Items listed in a dataset
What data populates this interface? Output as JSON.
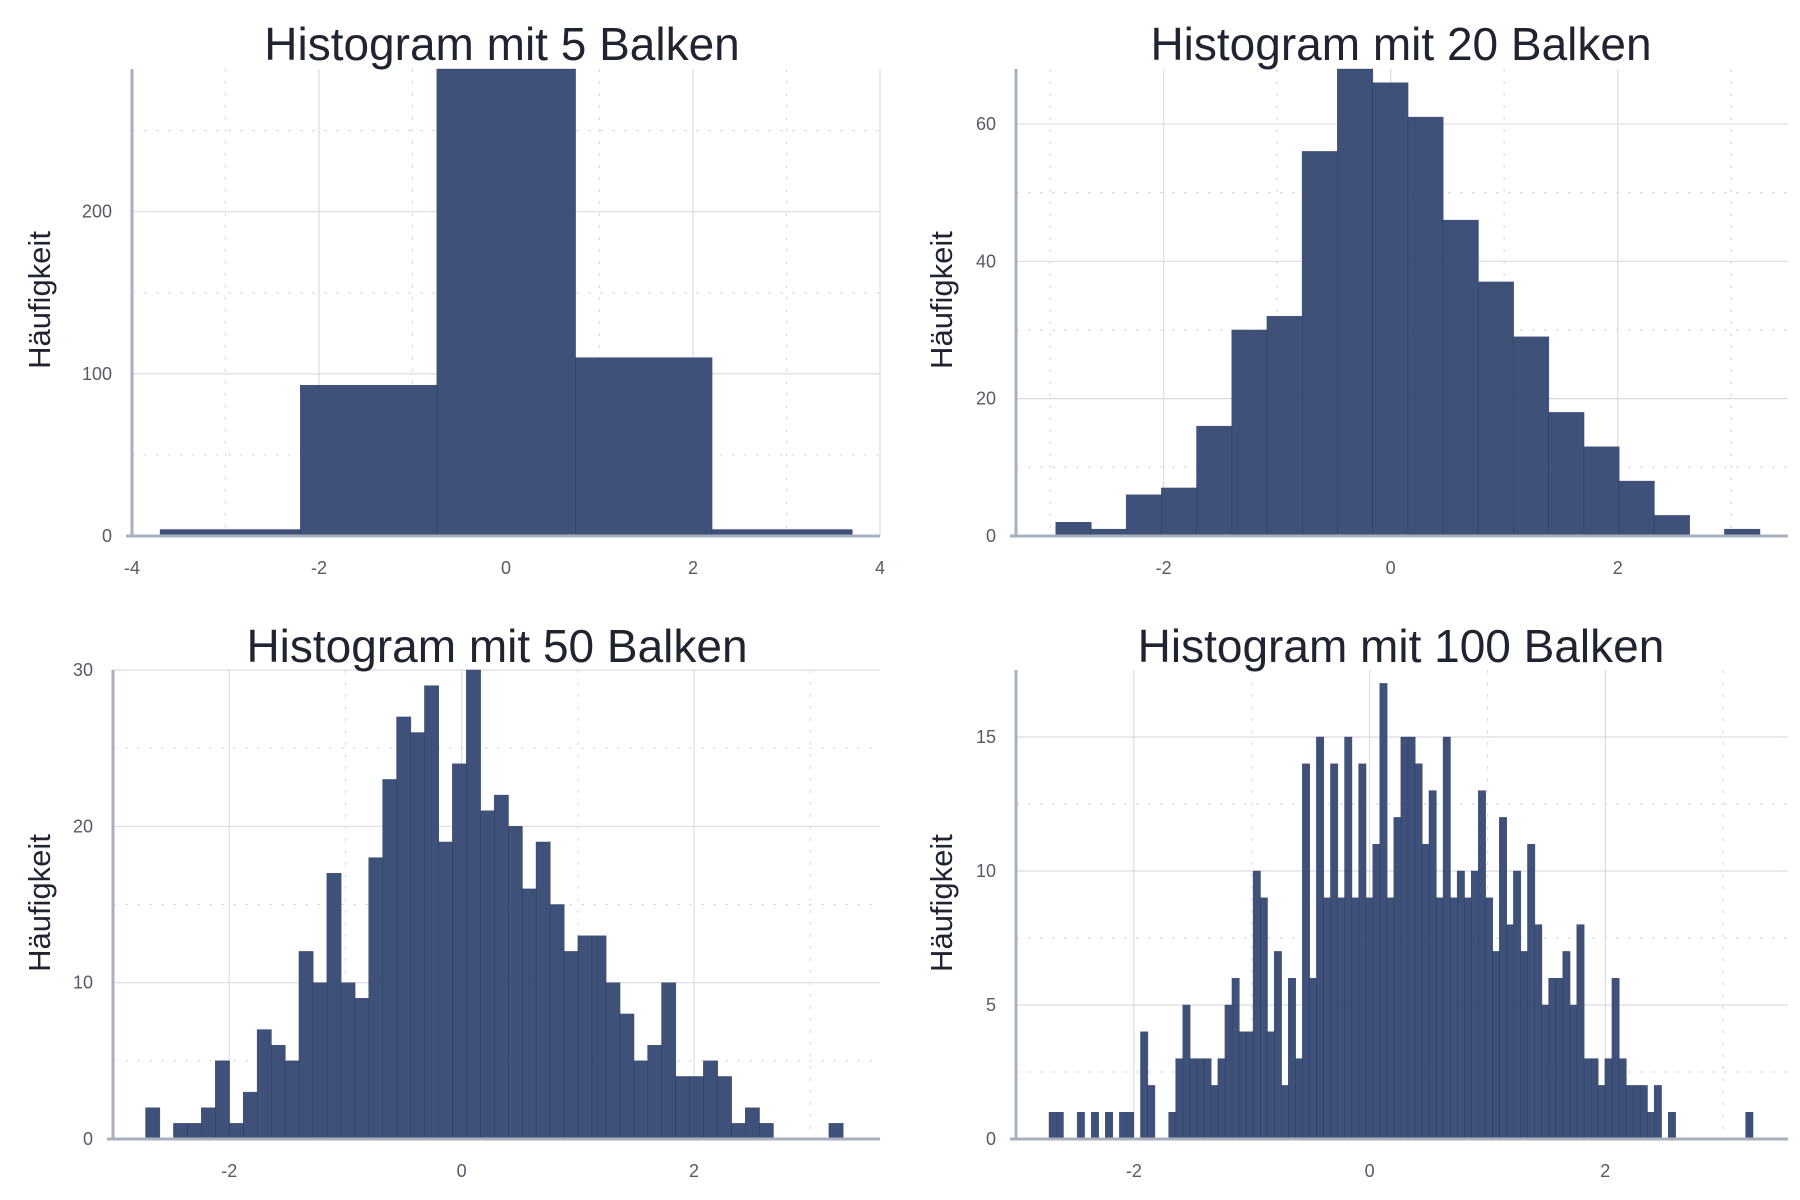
{
  "chart_data": [
    {
      "type": "bar",
      "title": "Histogram mit 5 Balken",
      "xlabel": "",
      "ylabel": "Häufigkeit",
      "xlim": [
        -4,
        4
      ],
      "ylim": [
        0,
        288
      ],
      "x_ticks": [
        "-4",
        "-2",
        "0",
        "2",
        "4"
      ],
      "y_ticks": [
        "0",
        "100",
        "200"
      ],
      "grid": true,
      "bar_color": "#31446f",
      "bins": [
        {
          "x0": -3.7,
          "x1": -2.2,
          "value": 4
        },
        {
          "x0": -2.2,
          "x1": -0.74,
          "value": 93
        },
        {
          "x0": -0.74,
          "x1": 0.74,
          "value": 288
        },
        {
          "x0": 0.74,
          "x1": 2.2,
          "value": 110
        },
        {
          "x0": 2.2,
          "x1": 3.7,
          "value": 4
        }
      ]
    },
    {
      "type": "bar",
      "title": "Histogram mit 20 Balken",
      "xlabel": "",
      "ylabel": "Häufigkeit",
      "xlim": [
        -3.3,
        3.5
      ],
      "ylim": [
        0,
        68
      ],
      "x_ticks": [
        "-2",
        "0",
        "2"
      ],
      "y_ticks": [
        "0",
        "20",
        "40",
        "60"
      ],
      "grid": true,
      "bar_color": "#31446f",
      "bin_start": -2.95,
      "bin_width": 0.31,
      "values": [
        2,
        1,
        6,
        7,
        16,
        30,
        32,
        56,
        68,
        66,
        61,
        46,
        37,
        29,
        18,
        13,
        8,
        3,
        0,
        1
      ]
    },
    {
      "type": "bar",
      "title": "Histogram mit 50 Balken",
      "xlabel": "",
      "ylabel": "Häufigkeit",
      "xlim": [
        -3.0,
        3.6
      ],
      "ylim": [
        0,
        30
      ],
      "x_ticks": [
        "-2",
        "0",
        "2"
      ],
      "y_ticks": [
        "0",
        "10",
        "20",
        "30"
      ],
      "grid": true,
      "bar_color": "#31446f",
      "bin_start": -2.72,
      "bin_width": 0.12,
      "values": [
        2,
        0,
        1,
        1,
        2,
        5,
        1,
        3,
        7,
        6,
        5,
        12,
        10,
        17,
        10,
        9,
        18,
        23,
        27,
        26,
        29,
        19,
        24,
        30,
        21,
        22,
        20,
        16,
        19,
        15,
        12,
        13,
        13,
        10,
        8,
        5,
        6,
        10,
        4,
        4,
        5,
        4,
        1,
        2,
        1,
        0,
        0,
        0,
        0,
        1
      ]
    },
    {
      "type": "bar",
      "title": "Histogram mit 100 Balken",
      "xlabel": "",
      "ylabel": "Häufigkeit",
      "xlim": [
        -3.0,
        3.55
      ],
      "ylim": [
        0,
        17.5
      ],
      "x_ticks": [
        "-2",
        "0",
        "2"
      ],
      "y_ticks": [
        "0",
        "5",
        "10",
        "15"
      ],
      "grid": true,
      "bar_color": "#31446f",
      "bin_start": -2.72,
      "bin_width": 0.0597,
      "values": [
        1,
        1,
        0,
        0,
        1,
        0,
        1,
        0,
        1,
        0,
        1,
        1,
        0,
        4,
        2,
        0,
        0,
        1,
        3,
        5,
        3,
        3,
        3,
        2,
        3,
        5,
        6,
        4,
        4,
        10,
        9,
        4,
        7,
        2,
        6,
        3,
        14,
        6,
        15,
        9,
        14,
        9,
        15,
        9,
        14,
        9,
        11,
        17,
        9,
        12,
        15,
        15,
        14,
        11,
        13,
        9,
        15,
        9,
        10,
        9,
        10,
        13,
        9,
        7,
        12,
        8,
        10,
        7,
        11,
        8,
        5,
        6,
        6,
        7,
        5,
        8,
        3,
        3,
        2,
        3,
        6,
        3,
        2,
        2,
        2,
        1,
        2,
        0,
        1,
        0,
        0,
        0,
        0,
        0,
        0,
        0,
        0,
        0,
        0,
        1
      ]
    }
  ]
}
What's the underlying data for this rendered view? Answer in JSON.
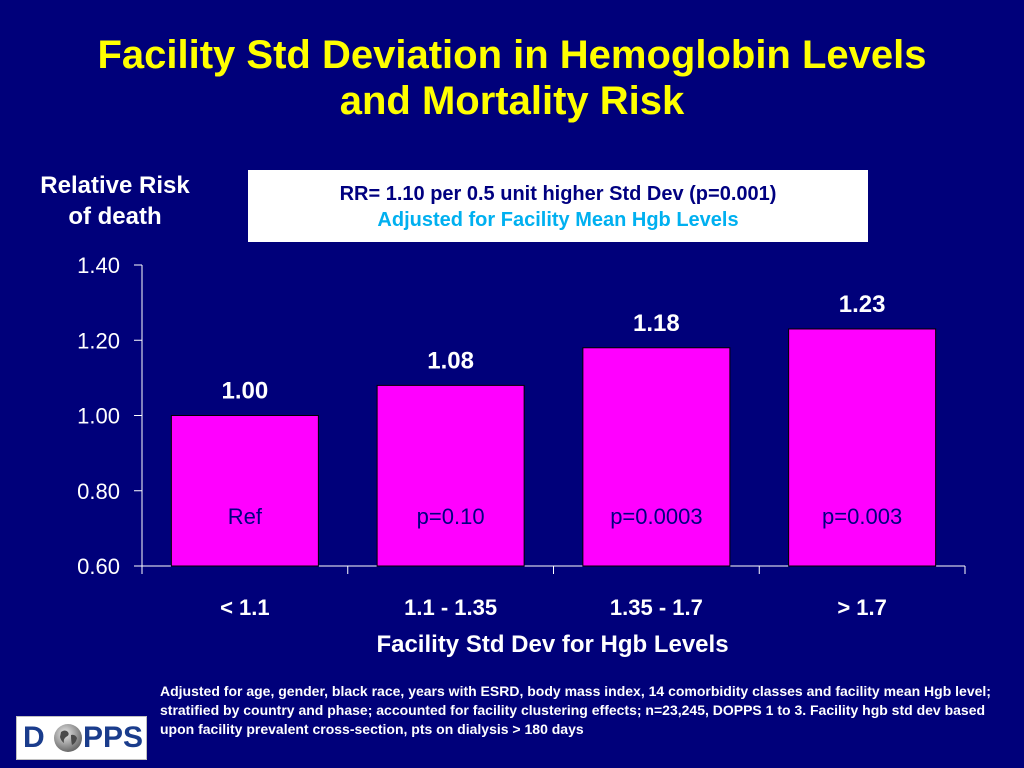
{
  "title_line1": "Facility Std Deviation in Hemoglobin Levels",
  "title_line2": "and Mortality Risk",
  "ylabel_line1": "Relative Risk",
  "ylabel_line2": "of death",
  "rr_box": {
    "line1": "RR= 1.10 per 0.5 unit higher Std Dev (p=0.001)",
    "line2": "Adjusted for Facility Mean Hgb Levels"
  },
  "colors": {
    "background": "#00007a",
    "title": "#ffff00",
    "bar": "#ff00ff",
    "bar_label": "#000080",
    "text": "#ffffff",
    "subtitle": "#00b0f0"
  },
  "chart_data": {
    "type": "bar",
    "categories": [
      "< 1.1",
      "1.1 - 1.35",
      "1.35 - 1.7",
      "> 1.7"
    ],
    "values": [
      1.0,
      1.08,
      1.18,
      1.23
    ],
    "value_labels": [
      "1.00",
      "1.08",
      "1.18",
      "1.23"
    ],
    "inner_labels": [
      "Ref",
      "p=0.10",
      "p=0.0003",
      "p=0.003"
    ],
    "xlabel": "Facility Std Dev for Hgb Levels",
    "ylabel": "Relative Risk of death",
    "ylim": [
      0.6,
      1.4
    ],
    "yticks": [
      0.6,
      0.8,
      1.0,
      1.2,
      1.4
    ],
    "ytick_labels": [
      "0.60",
      "0.80",
      "1.00",
      "1.20",
      "1.40"
    ],
    "grid": false,
    "legend": "none"
  },
  "footnote": "Adjusted for age, gender, black race, years with ESRD, body mass index, 14 comorbidity classes and facility mean Hgb level; stratified by country and phase; accounted for facility clustering effects; n=23,245, DOPPS 1 to 3.  Facility hgb std dev based upon facility prevalent cross-section, pts on dialysis > 180 days",
  "logo": {
    "left": "D",
    "right": "PPS",
    "icon": "globe-icon"
  }
}
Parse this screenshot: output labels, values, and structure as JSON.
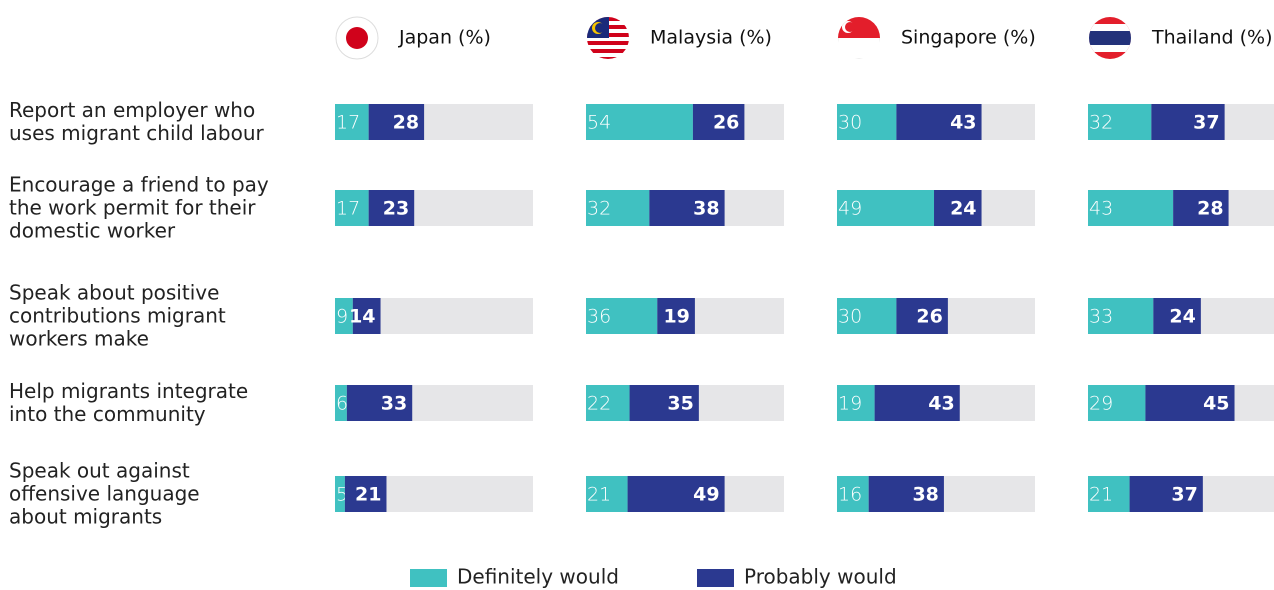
{
  "chart_data": {
    "type": "bar",
    "stacked": true,
    "orientation": "horizontal",
    "categories": [
      "Report an employer who\nuses migrant child labour",
      "Encourage a friend to pay\nthe work permit for their\ndomestic worker",
      "Speak about positive\ncontributions migrant\nworkers make",
      "Help migrants integrate\ninto the community",
      "Speak out against\noffensive language\nabout migrants"
    ],
    "legend": [
      {
        "name": "Definitely would",
        "color": "#40c1c1"
      },
      {
        "name": "Probably would",
        "color": "#2b3990"
      }
    ],
    "xlim": [
      0,
      100
    ],
    "panels": [
      {
        "title": "Japan (%)",
        "series": [
          {
            "values": [
              17,
              17,
              9,
              6,
              5
            ]
          },
          {
            "values": [
              28,
              23,
              14,
              33,
              21
            ]
          }
        ]
      },
      {
        "title": "Malaysia (%)",
        "series": [
          {
            "values": [
              54,
              32,
              36,
              22,
              21
            ]
          },
          {
            "values": [
              26,
              38,
              19,
              35,
              49
            ]
          }
        ]
      },
      {
        "title": "Singapore (%)",
        "series": [
          {
            "values": [
              30,
              49,
              30,
              19,
              16
            ]
          },
          {
            "values": [
              43,
              24,
              26,
              43,
              38
            ]
          }
        ]
      },
      {
        "title": "Thailand (%)",
        "series": [
          {
            "values": [
              32,
              43,
              33,
              29,
              21
            ]
          },
          {
            "values": [
              37,
              28,
              24,
              45,
              37
            ]
          }
        ]
      }
    ]
  }
}
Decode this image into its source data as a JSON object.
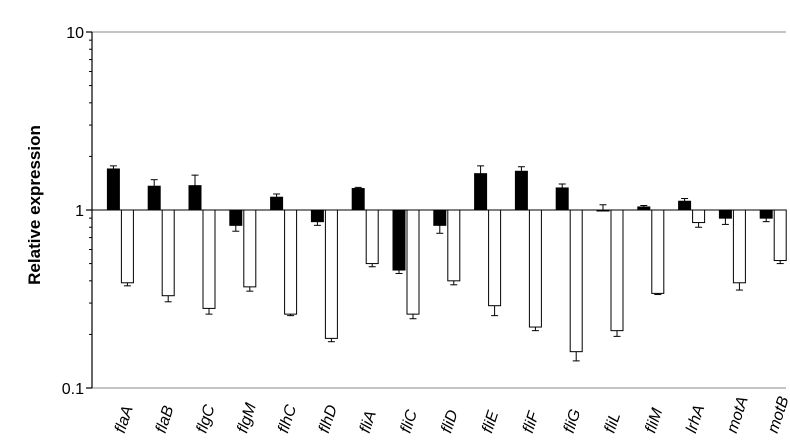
{
  "chart_data": {
    "type": "bar",
    "ylabel": "Relative expression",
    "xlabel": "",
    "title": "",
    "yscale": "log",
    "ylim": [
      0.1,
      10
    ],
    "yticks": [
      {
        "value": 0.1,
        "label": "0.1"
      },
      {
        "value": 1,
        "label": "1"
      },
      {
        "value": 10,
        "label": "10"
      }
    ],
    "grid": false,
    "baseline": 1,
    "categories": [
      "flaA",
      "flaB",
      "flgC",
      "flgM",
      "flhC",
      "flhD",
      "fliA",
      "fliC",
      "fliD",
      "fliE",
      "fliF",
      "fliG",
      "fliL",
      "fliM",
      "lrhA",
      "motA",
      "motB"
    ],
    "series": [
      {
        "color": "#000000",
        "values": [
          1.7,
          1.36,
          1.37,
          0.82,
          1.18,
          0.86,
          1.32,
          0.46,
          0.82,
          1.6,
          1.65,
          1.33,
          1.0,
          1.04,
          1.12,
          0.9,
          0.9
        ],
        "errors": [
          0.07,
          0.12,
          0.2,
          0.06,
          0.05,
          0.04,
          0.02,
          0.02,
          0.08,
          0.17,
          0.1,
          0.07,
          0.07,
          0.02,
          0.04,
          0.07,
          0.04
        ]
      },
      {
        "color": "#ffffff",
        "values": [
          0.39,
          0.33,
          0.28,
          0.37,
          0.26,
          0.19,
          0.5,
          0.26,
          0.4,
          0.29,
          0.22,
          0.16,
          0.21,
          0.34,
          0.85,
          0.39,
          0.52
        ],
        "errors": [
          0.015,
          0.025,
          0.02,
          0.02,
          0.005,
          0.008,
          0.02,
          0.015,
          0.02,
          0.035,
          0.01,
          0.018,
          0.015,
          0.005,
          0.05,
          0.035,
          0.02
        ]
      }
    ]
  }
}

**EXERCISE DESCRIPTION**
State how many lines of the listing above include the word "What". Give nothing but the number.

**COMPLETE RESPONSE**
2